▶ **PROMPT**
State how many lines hold the word "Average", with no other words.

[START MATERIAL PROVIDED]

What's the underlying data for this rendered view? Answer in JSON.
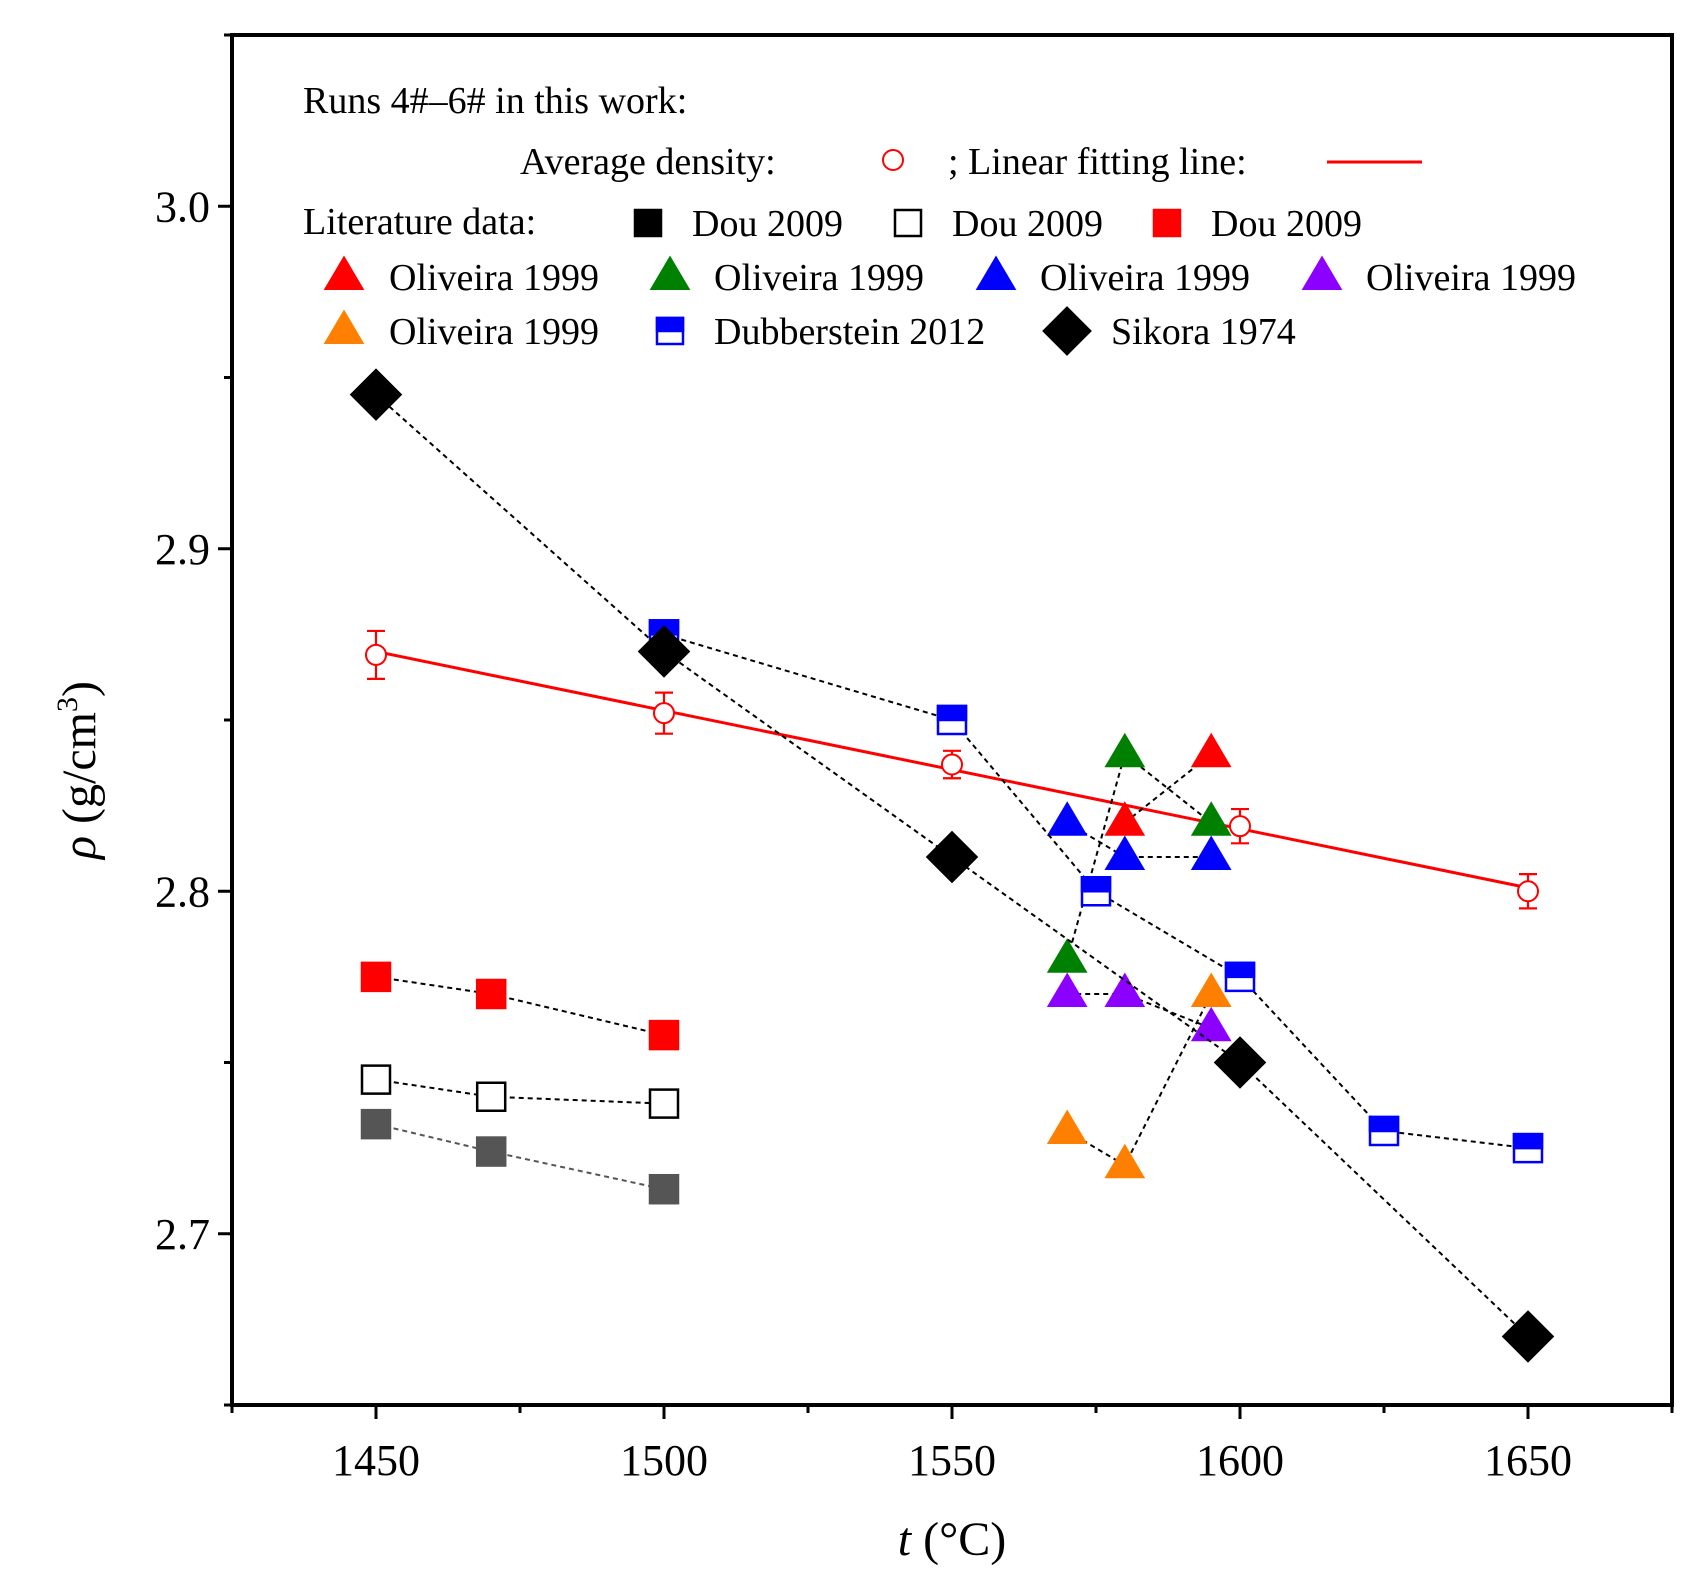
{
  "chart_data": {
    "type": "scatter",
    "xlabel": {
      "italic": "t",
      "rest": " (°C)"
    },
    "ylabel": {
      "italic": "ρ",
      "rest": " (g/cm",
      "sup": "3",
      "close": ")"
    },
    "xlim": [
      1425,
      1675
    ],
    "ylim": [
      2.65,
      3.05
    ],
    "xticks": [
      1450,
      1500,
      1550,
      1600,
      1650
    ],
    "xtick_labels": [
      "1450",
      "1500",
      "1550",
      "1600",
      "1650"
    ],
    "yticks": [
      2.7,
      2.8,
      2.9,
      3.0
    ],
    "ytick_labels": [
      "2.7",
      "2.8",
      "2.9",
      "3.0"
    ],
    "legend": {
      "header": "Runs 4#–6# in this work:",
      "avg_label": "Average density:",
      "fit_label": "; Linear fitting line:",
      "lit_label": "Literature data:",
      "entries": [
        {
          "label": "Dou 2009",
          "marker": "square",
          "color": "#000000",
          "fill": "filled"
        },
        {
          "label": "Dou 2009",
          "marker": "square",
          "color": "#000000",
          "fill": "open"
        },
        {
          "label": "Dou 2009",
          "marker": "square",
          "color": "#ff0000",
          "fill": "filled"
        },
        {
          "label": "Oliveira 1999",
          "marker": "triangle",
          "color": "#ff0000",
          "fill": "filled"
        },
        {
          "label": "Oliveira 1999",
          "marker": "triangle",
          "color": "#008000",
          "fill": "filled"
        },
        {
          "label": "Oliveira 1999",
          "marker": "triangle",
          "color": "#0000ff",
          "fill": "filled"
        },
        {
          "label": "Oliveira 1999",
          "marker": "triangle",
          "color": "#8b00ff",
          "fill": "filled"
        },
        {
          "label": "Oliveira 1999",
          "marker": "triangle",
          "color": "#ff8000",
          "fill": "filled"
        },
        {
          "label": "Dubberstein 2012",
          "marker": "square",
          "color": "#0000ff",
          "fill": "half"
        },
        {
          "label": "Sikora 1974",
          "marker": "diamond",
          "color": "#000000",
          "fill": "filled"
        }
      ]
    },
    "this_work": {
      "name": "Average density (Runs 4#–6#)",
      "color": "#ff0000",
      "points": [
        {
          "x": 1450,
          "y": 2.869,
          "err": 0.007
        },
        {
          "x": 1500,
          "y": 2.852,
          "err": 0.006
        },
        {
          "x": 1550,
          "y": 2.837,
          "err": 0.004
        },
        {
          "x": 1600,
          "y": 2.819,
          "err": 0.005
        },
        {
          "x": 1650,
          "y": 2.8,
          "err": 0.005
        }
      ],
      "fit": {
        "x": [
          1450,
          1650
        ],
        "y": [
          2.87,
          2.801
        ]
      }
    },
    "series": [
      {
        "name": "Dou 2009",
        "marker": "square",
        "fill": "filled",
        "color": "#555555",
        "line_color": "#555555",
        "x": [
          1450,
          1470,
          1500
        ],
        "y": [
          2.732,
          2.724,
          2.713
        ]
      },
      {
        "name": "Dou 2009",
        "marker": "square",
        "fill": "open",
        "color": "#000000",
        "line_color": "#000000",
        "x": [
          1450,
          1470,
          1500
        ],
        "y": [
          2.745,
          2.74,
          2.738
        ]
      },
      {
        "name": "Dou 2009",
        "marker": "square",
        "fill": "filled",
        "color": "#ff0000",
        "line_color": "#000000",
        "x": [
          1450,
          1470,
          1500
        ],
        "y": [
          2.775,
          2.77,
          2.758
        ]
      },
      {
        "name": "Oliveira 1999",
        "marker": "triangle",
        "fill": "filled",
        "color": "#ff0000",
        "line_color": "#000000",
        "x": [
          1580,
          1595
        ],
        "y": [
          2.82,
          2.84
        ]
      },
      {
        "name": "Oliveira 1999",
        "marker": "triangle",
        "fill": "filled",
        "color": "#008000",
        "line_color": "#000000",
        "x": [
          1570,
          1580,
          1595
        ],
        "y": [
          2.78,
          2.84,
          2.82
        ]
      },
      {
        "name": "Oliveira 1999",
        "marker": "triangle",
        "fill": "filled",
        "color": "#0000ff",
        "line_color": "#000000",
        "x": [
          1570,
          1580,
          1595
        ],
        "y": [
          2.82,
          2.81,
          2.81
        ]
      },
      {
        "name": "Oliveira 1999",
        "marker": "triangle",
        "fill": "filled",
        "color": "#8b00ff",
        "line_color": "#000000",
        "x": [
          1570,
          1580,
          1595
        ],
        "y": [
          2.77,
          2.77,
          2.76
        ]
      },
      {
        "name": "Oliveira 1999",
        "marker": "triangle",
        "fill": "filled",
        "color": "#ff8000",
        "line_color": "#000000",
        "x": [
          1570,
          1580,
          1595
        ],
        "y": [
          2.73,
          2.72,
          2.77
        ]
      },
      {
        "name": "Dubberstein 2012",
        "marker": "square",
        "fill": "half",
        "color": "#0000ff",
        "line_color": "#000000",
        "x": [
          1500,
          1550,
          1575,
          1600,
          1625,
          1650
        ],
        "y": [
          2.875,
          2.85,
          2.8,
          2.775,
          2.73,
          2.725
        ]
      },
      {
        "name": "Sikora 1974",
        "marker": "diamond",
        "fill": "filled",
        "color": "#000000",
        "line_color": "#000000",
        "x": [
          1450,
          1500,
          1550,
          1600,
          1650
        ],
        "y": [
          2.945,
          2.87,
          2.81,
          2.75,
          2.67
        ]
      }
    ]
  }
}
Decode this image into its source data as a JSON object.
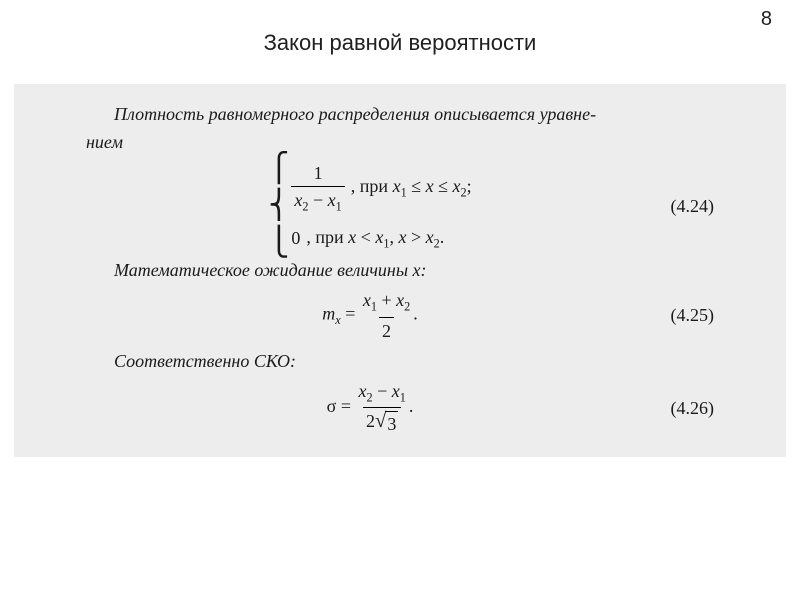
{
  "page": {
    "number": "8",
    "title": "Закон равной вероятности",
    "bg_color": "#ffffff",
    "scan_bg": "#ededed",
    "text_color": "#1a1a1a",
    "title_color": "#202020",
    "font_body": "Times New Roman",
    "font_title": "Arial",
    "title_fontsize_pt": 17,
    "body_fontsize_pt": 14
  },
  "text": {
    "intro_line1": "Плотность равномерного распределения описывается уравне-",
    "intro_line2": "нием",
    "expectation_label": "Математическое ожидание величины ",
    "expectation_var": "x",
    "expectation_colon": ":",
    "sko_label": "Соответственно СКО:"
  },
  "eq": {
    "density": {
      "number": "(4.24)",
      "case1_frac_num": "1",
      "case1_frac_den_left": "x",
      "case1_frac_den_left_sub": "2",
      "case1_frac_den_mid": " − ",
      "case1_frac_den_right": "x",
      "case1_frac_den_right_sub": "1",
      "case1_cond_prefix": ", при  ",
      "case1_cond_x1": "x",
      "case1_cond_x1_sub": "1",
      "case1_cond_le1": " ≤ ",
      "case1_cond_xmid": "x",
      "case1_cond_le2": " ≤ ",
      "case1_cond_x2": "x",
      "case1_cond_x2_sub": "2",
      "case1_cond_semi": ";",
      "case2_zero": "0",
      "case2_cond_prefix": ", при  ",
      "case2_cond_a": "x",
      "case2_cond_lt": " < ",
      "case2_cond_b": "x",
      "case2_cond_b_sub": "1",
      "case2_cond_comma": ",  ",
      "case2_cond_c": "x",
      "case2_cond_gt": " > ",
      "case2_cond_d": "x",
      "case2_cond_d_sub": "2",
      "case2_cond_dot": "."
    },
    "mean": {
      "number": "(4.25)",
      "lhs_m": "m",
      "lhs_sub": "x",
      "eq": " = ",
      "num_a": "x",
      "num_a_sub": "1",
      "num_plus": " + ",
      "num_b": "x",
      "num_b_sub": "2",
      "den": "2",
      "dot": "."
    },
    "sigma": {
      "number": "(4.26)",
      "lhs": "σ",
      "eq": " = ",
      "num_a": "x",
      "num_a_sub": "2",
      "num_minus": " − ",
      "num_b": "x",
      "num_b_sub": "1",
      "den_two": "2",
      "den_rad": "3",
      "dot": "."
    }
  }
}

[END MATERIAL PROVIDED]

▶ **RESULT OF THE EXERCISE**
2